▶ _TO BE DONE_:
Output all records precisely as written.

▶ _TASK MATERIAL_:
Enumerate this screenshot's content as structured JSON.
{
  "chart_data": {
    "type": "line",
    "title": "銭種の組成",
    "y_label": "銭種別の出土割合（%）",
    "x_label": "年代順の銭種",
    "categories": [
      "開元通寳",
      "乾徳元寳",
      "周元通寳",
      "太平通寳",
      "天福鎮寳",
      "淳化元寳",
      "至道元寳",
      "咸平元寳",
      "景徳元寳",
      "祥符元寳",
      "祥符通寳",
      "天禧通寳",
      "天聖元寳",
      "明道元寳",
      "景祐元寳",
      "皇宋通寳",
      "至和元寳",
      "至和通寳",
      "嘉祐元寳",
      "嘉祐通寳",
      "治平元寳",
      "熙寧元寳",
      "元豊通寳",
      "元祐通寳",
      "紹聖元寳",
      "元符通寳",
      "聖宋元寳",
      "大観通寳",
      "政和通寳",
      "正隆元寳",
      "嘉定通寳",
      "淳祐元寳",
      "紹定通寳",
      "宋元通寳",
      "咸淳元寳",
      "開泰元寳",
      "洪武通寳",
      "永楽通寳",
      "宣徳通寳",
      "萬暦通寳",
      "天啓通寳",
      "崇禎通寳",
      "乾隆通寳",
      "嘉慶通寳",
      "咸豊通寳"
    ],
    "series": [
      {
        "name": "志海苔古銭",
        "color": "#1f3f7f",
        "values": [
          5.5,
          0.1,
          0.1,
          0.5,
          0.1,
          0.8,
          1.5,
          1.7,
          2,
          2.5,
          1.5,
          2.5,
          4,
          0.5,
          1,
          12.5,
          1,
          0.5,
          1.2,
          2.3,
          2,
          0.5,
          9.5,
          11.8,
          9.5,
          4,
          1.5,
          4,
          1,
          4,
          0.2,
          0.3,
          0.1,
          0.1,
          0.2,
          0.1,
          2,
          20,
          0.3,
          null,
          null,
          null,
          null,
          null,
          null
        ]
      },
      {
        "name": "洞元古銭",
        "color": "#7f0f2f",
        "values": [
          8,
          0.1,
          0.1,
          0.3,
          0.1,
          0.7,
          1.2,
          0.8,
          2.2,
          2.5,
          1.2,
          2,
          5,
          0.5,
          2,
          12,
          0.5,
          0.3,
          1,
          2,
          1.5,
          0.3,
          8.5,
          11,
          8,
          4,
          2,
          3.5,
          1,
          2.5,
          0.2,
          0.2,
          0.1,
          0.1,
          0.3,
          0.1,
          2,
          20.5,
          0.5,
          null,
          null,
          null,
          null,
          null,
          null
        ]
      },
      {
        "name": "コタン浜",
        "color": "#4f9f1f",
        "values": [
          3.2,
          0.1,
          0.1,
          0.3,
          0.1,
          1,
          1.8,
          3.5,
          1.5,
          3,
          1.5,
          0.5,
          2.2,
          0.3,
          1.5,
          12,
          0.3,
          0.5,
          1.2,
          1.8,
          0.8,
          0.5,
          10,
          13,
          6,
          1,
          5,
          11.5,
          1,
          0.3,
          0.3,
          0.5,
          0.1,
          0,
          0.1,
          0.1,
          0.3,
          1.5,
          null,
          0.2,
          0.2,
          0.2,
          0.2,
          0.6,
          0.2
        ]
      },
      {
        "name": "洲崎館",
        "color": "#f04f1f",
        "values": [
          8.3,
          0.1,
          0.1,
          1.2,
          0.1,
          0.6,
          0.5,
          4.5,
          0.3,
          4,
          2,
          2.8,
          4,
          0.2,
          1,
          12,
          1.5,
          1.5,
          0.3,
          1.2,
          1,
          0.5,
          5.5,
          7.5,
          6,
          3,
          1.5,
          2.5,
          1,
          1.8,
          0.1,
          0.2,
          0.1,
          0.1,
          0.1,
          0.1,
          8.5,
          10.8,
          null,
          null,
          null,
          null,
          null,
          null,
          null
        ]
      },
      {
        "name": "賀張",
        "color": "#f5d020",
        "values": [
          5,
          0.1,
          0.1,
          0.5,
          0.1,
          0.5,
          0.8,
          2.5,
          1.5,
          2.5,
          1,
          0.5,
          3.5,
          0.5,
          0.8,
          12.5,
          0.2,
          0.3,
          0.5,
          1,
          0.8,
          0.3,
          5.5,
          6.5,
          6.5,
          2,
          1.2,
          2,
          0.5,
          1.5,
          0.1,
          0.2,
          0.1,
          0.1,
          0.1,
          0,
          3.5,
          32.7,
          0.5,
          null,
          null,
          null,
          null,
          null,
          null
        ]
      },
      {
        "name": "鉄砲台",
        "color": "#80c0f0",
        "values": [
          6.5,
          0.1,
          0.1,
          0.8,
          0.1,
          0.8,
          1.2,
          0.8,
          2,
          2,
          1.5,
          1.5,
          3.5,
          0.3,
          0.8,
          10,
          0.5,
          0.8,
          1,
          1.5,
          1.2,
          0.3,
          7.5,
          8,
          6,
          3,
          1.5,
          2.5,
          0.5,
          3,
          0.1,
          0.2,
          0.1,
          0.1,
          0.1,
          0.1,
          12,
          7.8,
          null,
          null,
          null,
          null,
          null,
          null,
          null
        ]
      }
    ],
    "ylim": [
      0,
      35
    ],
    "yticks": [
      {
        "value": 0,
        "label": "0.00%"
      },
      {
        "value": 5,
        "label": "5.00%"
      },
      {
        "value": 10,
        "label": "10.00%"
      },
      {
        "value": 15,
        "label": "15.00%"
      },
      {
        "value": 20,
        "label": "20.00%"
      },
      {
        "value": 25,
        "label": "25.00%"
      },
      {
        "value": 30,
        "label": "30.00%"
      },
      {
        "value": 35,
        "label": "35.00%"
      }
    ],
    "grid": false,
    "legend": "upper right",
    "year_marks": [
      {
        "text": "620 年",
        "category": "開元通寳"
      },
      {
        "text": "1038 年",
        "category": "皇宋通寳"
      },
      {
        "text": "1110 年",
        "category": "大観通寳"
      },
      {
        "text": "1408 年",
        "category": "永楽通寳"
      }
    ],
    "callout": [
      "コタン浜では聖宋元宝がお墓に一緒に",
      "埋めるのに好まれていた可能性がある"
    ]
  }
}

▶ _RESPONSE TO THE EXERCISE_:
Enumerate this screenshot's content as structured JSON.
{
  "chart_data": {
    "type": "line",
    "title": "銭種の組成",
    "y_label": "銭種別の出土割合（%）",
    "x_label": "年代順の銭種",
    "categories": [
      "開元通寳",
      "乾徳元寳",
      "周元通寳",
      "太平通寳",
      "天福鎮寳",
      "淳化元寳",
      "至道元寳",
      "咸平元寳",
      "景徳元寳",
      "祥符元寳",
      "祥符通寳",
      "天禧通寳",
      "天聖元寳",
      "明道元寳",
      "景祐元寳",
      "皇宋通寳",
      "至和元寳",
      "至和通寳",
      "嘉祐元寳",
      "嘉祐通寳",
      "治平元寳",
      "熙寧元寳",
      "元豊通寳",
      "元祐通寳",
      "紹聖元寳",
      "元符通寳",
      "聖宋元寳",
      "大観通寳",
      "政和通寳",
      "正隆元寳",
      "嘉定通寳",
      "淳祐元寳",
      "紹定通寳",
      "宋元通寳",
      "咸淳元寳",
      "開泰元寳",
      "洪武通寳",
      "永楽通寳",
      "宣徳通寳",
      "萬暦通寳",
      "天啓通寳",
      "崇禎通寳",
      "乾隆通寳",
      "嘉慶通寳",
      "咸豊通寳"
    ],
    "series": [
      {
        "name": "志海苔古銭",
        "color": "#1f3f7f",
        "values": [
          5.5,
          0.1,
          0.1,
          0.5,
          0.1,
          0.8,
          1.5,
          1.7,
          2,
          2.5,
          1.5,
          2.5,
          4,
          0.5,
          1,
          12.5,
          1,
          0.5,
          1.2,
          2.3,
          2,
          0.5,
          9.5,
          11.8,
          9.5,
          4,
          1.5,
          4,
          1,
          4,
          0.2,
          0.3,
          0.1,
          0.1,
          0.2,
          0.1,
          2,
          20,
          0.3,
          null,
          null,
          null,
          null,
          null,
          null
        ]
      },
      {
        "name": "洞元古銭",
        "color": "#7f0f2f",
        "values": [
          8,
          0.1,
          0.1,
          0.3,
          0.1,
          0.7,
          1.2,
          0.8,
          2.2,
          2.5,
          1.2,
          2,
          5,
          0.5,
          2,
          12,
          0.5,
          0.3,
          1,
          2,
          1.5,
          0.3,
          8.5,
          11,
          8,
          4,
          2,
          3.5,
          1,
          2.5,
          0.2,
          0.2,
          0.1,
          0.1,
          0.3,
          0.1,
          2,
          20.5,
          0.5,
          null,
          null,
          null,
          null,
          null,
          null
        ]
      },
      {
        "name": "コタン浜",
        "color": "#4f9f1f",
        "values": [
          3.2,
          0.1,
          0.1,
          0.3,
          0.1,
          1,
          1.8,
          3.5,
          1.5,
          3,
          1.5,
          0.5,
          2.2,
          0.3,
          1.5,
          12,
          0.3,
          0.5,
          1.2,
          1.8,
          0.8,
          0.5,
          10,
          13,
          6,
          1,
          5,
          11.5,
          1,
          0.3,
          0.3,
          0.5,
          0.1,
          0,
          0.1,
          0.1,
          0.3,
          1.5,
          null,
          0.2,
          0.2,
          0.2,
          0.2,
          0.6,
          0.2
        ]
      },
      {
        "name": "洲崎館",
        "color": "#f04f1f",
        "values": [
          8.3,
          0.1,
          0.1,
          1.2,
          0.1,
          0.6,
          0.5,
          4.5,
          0.3,
          4,
          2,
          2.8,
          4,
          0.2,
          1,
          12,
          1.5,
          1.5,
          0.3,
          1.2,
          1,
          0.5,
          5.5,
          7.5,
          6,
          3,
          1.5,
          2.5,
          1,
          1.8,
          0.1,
          0.2,
          0.1,
          0.1,
          0.1,
          0.1,
          8.5,
          10.8,
          null,
          null,
          null,
          null,
          null,
          null,
          null
        ]
      },
      {
        "name": "賀張",
        "color": "#f5d020",
        "values": [
          5,
          0.1,
          0.1,
          0.5,
          0.1,
          0.5,
          0.8,
          2.5,
          1.5,
          2.5,
          1,
          0.5,
          3.5,
          0.5,
          0.8,
          12.5,
          0.2,
          0.3,
          0.5,
          1,
          0.8,
          0.3,
          5.5,
          6.5,
          6.5,
          2,
          1.2,
          2,
          0.5,
          1.5,
          0.1,
          0.2,
          0.1,
          0.1,
          0.1,
          0,
          3.5,
          32.7,
          0.5,
          null,
          null,
          null,
          null,
          null,
          null
        ]
      },
      {
        "name": "鉄砲台",
        "color": "#80c0f0",
        "values": [
          6.5,
          0.1,
          0.1,
          0.8,
          0.1,
          0.8,
          1.2,
          0.8,
          2,
          2,
          1.5,
          1.5,
          3.5,
          0.3,
          0.8,
          10,
          0.5,
          0.8,
          1,
          1.5,
          1.2,
          0.3,
          7.5,
          8,
          6,
          3,
          1.5,
          2.5,
          0.5,
          3,
          0.1,
          0.2,
          0.1,
          0.1,
          0.1,
          0.1,
          12,
          7.8,
          null,
          null,
          null,
          null,
          null,
          null,
          null
        ]
      }
    ],
    "ylim": [
      0,
      35
    ],
    "yticks": [
      {
        "value": 0,
        "label": "0.00%"
      },
      {
        "value": 5,
        "label": "5.00%"
      },
      {
        "value": 10,
        "label": "10.00%"
      },
      {
        "value": 15,
        "label": "15.00%"
      },
      {
        "value": 20,
        "label": "20.00%"
      },
      {
        "value": 25,
        "label": "25.00%"
      },
      {
        "value": 30,
        "label": "30.00%"
      },
      {
        "value": 35,
        "label": "35.00%"
      }
    ],
    "grid": false,
    "legend": "upper right",
    "year_marks": [
      {
        "text": "620 年",
        "category": "開元通寳"
      },
      {
        "text": "1038 年",
        "category": "皇宋通寳"
      },
      {
        "text": "1110 年",
        "category": "大観通寳"
      },
      {
        "text": "1408 年",
        "category": "永楽通寳"
      }
    ],
    "callout": [
      "コタン浜では聖宋元宝がお墓に一緒に",
      "埋めるのに好まれていた可能性がある"
    ]
  }
}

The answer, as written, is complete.